[Dataset entries on figures]
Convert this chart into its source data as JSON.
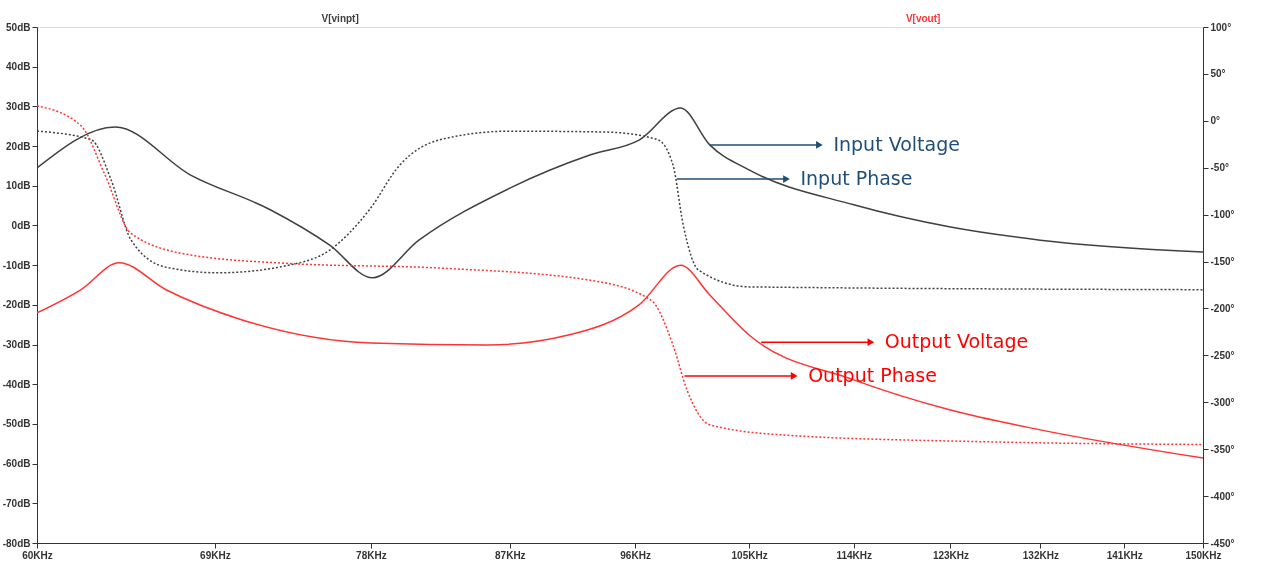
{
  "chart_data": {
    "type": "line",
    "log": "x",
    "grid": false,
    "legend": "top",
    "xlim": [
      60,
      150
    ],
    "xticks": [
      {
        "value": 60,
        "label": "60KHz"
      },
      {
        "value": 69,
        "label": "69KHz"
      },
      {
        "value": 78,
        "label": "78KHz"
      },
      {
        "value": 87,
        "label": "87KHz"
      },
      {
        "value": 96,
        "label": "96KHz"
      },
      {
        "value": 105,
        "label": "105KHz"
      },
      {
        "value": 114,
        "label": "114KHz"
      },
      {
        "value": 123,
        "label": "123KHz"
      },
      {
        "value": 132,
        "label": "132KHz"
      },
      {
        "value": 141,
        "label": "141KHz"
      },
      {
        "value": 150,
        "label": "150KHz"
      }
    ],
    "ylim": [
      -80,
      50
    ],
    "yticks": [
      {
        "value": 50,
        "label": "50dB"
      },
      {
        "value": 40,
        "label": "40dB"
      },
      {
        "value": 30,
        "label": "30dB"
      },
      {
        "value": 20,
        "label": "20dB"
      },
      {
        "value": 10,
        "label": "10dB"
      },
      {
        "value": 0,
        "label": "0dB"
      },
      {
        "value": -10,
        "label": "-10dB"
      },
      {
        "value": -20,
        "label": "-20dB"
      },
      {
        "value": -30,
        "label": "-30dB"
      },
      {
        "value": -40,
        "label": "-40dB"
      },
      {
        "value": -50,
        "label": "-50dB"
      },
      {
        "value": -60,
        "label": "-60dB"
      },
      {
        "value": -70,
        "label": "-70dB"
      },
      {
        "value": -80,
        "label": "-80dB"
      }
    ],
    "y2lim": [
      -450,
      100
    ],
    "y2ticks": [
      {
        "value": 100,
        "label": "100°"
      },
      {
        "value": 50,
        "label": "50°"
      },
      {
        "value": 0,
        "label": "0°"
      },
      {
        "value": -50,
        "label": "-50°"
      },
      {
        "value": -100,
        "label": "-100°"
      },
      {
        "value": -150,
        "label": "-150°"
      },
      {
        "value": -200,
        "label": "-200°"
      },
      {
        "value": -250,
        "label": "-250°"
      },
      {
        "value": -300,
        "label": "-300°"
      },
      {
        "value": -350,
        "label": "-350°"
      },
      {
        "value": -400,
        "label": "-400°"
      },
      {
        "value": -450,
        "label": "-450°"
      }
    ],
    "series": [
      {
        "name": "V[vinpt]",
        "color": "#404040",
        "line_style": "solid",
        "x": [
          60,
          63.8,
          67.7,
          72.1,
          75.5,
          78.1,
          81.0,
          87.0,
          92.7,
          96.3,
          99.5,
          101.8,
          105,
          114,
          123,
          132,
          150
        ],
        "values": [
          14.5,
          24.8,
          12.7,
          3.9,
          -4.9,
          -13.2,
          -3.7,
          9.4,
          17.8,
          21.5,
          29.6,
          20.3,
          14.0,
          5.2,
          -0.4,
          -3.7,
          -6.7
        ]
      },
      {
        "color": "#404040",
        "line_style": "dotted",
        "axis": "y2",
        "x": [
          60,
          62.6,
          63.6,
          64.6,
          66.4,
          69.2,
          73.1,
          75.5,
          77.9,
          79.8,
          82.4,
          87.0,
          93.9,
          97.7,
          98.9,
          99.7,
          100.9,
          105,
          150
        ],
        "values": [
          -11,
          -20,
          -63,
          -127,
          -156,
          -162,
          -154,
          -138,
          -95,
          -47,
          -20,
          -11,
          -12,
          -20,
          -47,
          -111,
          -159,
          -177,
          -180
        ]
      },
      {
        "name": "V[vout]",
        "color": "#ff3333",
        "line_style": "solid",
        "x": [
          60,
          62.1,
          64.0,
          66.4,
          70.5,
          78,
          85.5,
          91.1,
          96.3,
          99.5,
          101.8,
          105,
          114,
          123,
          132,
          150
        ],
        "values": [
          -22,
          -16.2,
          -9.4,
          -16.2,
          -23.8,
          -29.6,
          -30.1,
          -27.6,
          -20,
          -10,
          -17.5,
          -27.6,
          -38.9,
          -46.5,
          -51.5,
          -58.6
        ]
      },
      {
        "color": "#ff3333",
        "line_style": "dotted",
        "axis": "y2",
        "x": [
          60,
          62.1,
          63.3,
          64.6,
          67.7,
          73.1,
          82.4,
          92.7,
          97.2,
          98.9,
          100.0,
          101.8,
          108,
          126,
          150
        ],
        "values": [
          16,
          -5,
          -58,
          -120,
          -143,
          -152,
          -157,
          -170,
          -191,
          -239,
          -287,
          -324,
          -335,
          -342,
          -345
        ]
      }
    ],
    "annotations": [
      {
        "text": "Input Voltage",
        "x": 101.8,
        "y": 20.3
      },
      {
        "text": "Input Phase",
        "x": 99.2,
        "y": 11.7
      },
      {
        "text": "Output Voltage",
        "x": 106,
        "y": -29.4
      },
      {
        "text": "Output Phase",
        "x": 99.8,
        "y": -37.9
      }
    ]
  }
}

● **What to work on**
Find and copy every line in the entries above where the string "text" occurs.

● **Exercise response**
        "text": "Input Voltage",
        "text": "Input Phase",
        "text": "Output Voltage",
        "text": "Output Phase",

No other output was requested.